▶ [PROVIDED RECORDS]
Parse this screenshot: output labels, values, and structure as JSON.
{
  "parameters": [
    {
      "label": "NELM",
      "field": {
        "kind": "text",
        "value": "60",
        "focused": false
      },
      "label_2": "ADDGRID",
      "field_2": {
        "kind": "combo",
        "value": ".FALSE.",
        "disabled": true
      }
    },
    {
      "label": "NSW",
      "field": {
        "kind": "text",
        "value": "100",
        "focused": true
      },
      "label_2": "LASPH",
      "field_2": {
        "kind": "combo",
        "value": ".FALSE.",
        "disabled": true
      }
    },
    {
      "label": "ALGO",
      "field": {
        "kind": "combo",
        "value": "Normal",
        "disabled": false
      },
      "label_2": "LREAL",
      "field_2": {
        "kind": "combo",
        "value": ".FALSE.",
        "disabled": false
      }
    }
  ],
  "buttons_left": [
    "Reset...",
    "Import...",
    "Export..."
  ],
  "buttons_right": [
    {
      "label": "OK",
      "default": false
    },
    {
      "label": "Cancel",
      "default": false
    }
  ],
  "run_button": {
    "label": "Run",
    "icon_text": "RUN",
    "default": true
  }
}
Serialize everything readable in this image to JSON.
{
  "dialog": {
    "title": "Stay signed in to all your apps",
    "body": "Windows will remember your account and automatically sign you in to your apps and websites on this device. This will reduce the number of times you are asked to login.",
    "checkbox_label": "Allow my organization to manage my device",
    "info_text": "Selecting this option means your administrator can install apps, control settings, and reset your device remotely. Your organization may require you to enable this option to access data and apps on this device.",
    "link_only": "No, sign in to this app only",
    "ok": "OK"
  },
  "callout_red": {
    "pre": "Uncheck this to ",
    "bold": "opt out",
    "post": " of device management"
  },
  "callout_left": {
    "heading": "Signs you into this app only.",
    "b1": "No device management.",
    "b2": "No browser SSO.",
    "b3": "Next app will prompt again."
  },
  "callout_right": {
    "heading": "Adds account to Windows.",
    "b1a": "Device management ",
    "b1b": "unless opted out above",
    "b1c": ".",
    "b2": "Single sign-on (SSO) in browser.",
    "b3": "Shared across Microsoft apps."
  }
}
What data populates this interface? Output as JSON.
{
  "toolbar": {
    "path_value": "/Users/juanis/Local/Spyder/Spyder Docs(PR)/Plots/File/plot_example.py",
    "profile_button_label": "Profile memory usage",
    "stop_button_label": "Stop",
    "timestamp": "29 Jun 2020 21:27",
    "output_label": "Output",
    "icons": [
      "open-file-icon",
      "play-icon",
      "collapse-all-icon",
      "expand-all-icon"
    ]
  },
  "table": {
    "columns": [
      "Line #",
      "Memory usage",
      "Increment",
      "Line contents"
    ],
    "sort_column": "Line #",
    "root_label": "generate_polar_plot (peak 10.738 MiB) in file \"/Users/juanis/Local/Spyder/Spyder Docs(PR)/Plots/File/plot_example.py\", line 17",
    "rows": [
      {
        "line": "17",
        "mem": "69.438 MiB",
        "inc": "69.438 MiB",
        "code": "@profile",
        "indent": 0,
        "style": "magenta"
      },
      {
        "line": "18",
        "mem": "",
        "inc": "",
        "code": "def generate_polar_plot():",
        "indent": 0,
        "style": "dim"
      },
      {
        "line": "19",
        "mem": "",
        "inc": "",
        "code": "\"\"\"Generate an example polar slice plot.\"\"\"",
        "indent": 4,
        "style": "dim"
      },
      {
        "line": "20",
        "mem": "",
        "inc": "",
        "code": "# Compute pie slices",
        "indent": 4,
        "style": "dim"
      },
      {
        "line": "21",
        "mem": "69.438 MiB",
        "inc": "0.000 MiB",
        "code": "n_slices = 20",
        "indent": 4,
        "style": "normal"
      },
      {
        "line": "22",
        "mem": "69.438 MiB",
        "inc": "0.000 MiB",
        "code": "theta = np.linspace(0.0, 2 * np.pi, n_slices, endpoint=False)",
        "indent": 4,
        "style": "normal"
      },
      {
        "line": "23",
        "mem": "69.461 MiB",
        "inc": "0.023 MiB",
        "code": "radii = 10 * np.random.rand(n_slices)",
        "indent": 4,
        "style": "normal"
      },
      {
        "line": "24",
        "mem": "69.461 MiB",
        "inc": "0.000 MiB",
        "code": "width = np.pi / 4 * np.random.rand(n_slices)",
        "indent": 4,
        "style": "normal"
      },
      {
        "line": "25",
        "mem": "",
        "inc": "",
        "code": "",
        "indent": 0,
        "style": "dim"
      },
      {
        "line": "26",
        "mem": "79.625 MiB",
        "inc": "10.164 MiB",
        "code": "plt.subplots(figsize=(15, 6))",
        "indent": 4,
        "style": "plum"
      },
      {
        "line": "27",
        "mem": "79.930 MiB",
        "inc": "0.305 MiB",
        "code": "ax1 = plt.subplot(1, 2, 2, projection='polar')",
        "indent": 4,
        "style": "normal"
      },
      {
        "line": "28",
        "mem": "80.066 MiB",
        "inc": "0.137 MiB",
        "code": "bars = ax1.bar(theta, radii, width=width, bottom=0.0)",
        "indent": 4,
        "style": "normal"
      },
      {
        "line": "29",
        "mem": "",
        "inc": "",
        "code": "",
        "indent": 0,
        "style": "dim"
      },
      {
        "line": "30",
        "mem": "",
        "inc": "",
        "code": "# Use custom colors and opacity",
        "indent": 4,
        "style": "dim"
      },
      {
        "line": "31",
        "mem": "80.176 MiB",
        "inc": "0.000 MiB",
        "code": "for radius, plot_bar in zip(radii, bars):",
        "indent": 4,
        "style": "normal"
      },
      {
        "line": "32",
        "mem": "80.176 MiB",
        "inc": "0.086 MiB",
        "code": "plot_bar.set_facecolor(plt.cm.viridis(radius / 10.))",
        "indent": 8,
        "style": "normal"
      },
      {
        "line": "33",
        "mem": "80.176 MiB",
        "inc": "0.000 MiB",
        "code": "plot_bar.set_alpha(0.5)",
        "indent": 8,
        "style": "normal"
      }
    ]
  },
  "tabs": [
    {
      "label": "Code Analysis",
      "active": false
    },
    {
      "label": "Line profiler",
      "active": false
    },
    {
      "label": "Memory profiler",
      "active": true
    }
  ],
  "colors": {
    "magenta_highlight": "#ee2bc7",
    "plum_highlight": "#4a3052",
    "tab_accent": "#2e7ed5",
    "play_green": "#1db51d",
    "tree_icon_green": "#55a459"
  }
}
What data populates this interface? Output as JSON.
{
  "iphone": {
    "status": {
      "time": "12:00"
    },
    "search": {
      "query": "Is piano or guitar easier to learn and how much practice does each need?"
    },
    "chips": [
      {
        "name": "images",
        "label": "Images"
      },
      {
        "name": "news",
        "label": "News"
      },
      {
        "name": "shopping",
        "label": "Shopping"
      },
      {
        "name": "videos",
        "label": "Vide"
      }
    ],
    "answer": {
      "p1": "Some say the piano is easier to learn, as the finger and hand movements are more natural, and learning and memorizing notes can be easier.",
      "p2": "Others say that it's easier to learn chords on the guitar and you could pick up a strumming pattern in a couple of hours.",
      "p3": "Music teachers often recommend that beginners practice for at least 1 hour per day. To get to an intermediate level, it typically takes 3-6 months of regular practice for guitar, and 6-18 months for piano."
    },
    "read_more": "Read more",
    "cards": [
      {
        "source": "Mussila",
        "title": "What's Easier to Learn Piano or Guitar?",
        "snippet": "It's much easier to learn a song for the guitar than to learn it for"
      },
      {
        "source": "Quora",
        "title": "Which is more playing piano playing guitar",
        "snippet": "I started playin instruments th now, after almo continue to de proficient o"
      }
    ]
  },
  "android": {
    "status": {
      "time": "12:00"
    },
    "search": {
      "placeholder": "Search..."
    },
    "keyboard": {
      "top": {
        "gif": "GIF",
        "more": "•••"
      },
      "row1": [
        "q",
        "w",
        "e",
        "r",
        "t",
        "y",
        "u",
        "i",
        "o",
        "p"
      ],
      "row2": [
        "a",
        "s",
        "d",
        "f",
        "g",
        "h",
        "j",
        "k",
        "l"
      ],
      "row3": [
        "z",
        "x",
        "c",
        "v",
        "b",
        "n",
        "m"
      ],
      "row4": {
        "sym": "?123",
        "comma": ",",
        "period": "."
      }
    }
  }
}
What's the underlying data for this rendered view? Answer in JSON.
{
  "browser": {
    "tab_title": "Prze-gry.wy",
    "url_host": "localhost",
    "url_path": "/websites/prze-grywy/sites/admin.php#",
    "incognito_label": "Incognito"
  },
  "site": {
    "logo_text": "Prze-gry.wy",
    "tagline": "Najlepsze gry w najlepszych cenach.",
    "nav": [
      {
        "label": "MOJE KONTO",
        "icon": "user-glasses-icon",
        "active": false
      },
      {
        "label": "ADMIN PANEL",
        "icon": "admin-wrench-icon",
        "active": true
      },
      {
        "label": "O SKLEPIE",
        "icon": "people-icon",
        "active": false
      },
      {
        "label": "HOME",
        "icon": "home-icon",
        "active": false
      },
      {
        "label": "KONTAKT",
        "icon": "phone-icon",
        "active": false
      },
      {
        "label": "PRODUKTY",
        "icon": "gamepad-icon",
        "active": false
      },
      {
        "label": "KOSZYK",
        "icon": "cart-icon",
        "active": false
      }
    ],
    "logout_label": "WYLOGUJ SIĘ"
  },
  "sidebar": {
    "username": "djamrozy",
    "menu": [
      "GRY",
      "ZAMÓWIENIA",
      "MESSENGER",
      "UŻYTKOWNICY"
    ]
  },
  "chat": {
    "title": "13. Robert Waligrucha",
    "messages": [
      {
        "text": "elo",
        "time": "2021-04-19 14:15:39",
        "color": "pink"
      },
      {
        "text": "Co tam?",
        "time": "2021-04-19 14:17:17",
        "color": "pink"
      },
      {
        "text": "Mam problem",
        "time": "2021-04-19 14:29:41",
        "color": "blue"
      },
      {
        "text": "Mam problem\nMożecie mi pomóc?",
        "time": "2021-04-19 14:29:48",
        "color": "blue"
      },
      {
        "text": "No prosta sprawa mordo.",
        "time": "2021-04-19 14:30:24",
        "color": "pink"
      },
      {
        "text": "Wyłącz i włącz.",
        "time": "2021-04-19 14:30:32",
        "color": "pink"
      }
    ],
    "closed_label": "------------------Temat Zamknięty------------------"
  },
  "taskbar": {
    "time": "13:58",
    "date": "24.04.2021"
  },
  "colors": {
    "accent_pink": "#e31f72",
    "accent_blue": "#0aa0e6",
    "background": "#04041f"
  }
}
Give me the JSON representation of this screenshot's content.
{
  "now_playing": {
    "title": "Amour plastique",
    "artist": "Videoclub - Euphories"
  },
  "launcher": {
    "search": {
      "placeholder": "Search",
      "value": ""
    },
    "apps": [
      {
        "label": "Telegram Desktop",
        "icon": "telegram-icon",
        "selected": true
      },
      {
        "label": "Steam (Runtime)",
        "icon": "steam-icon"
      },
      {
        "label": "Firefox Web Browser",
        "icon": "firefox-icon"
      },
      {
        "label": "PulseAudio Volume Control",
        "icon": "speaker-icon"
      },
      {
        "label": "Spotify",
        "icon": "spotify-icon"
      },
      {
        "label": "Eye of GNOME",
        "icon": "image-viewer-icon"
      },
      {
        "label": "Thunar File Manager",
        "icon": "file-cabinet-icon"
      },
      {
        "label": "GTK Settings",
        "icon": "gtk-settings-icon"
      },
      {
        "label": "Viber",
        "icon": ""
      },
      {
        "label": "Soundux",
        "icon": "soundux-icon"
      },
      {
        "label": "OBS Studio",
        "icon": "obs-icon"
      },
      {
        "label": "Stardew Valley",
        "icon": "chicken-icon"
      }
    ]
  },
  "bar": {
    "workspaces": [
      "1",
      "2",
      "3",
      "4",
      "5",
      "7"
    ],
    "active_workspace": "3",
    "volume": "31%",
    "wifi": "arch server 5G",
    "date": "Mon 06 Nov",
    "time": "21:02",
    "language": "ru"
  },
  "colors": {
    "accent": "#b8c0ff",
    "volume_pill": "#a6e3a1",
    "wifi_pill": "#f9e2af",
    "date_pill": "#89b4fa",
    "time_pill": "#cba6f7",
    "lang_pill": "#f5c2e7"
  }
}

▶ [GOAL OF THE EXERCISE] Pull every line holding "rand" out of the records.

▶ [TASK OUTPUT]
        "code": "radii = 10 * np.random.rand(n_slices)",
        "code": "width = np.pi / 4 * np.random.rand(n_slices)",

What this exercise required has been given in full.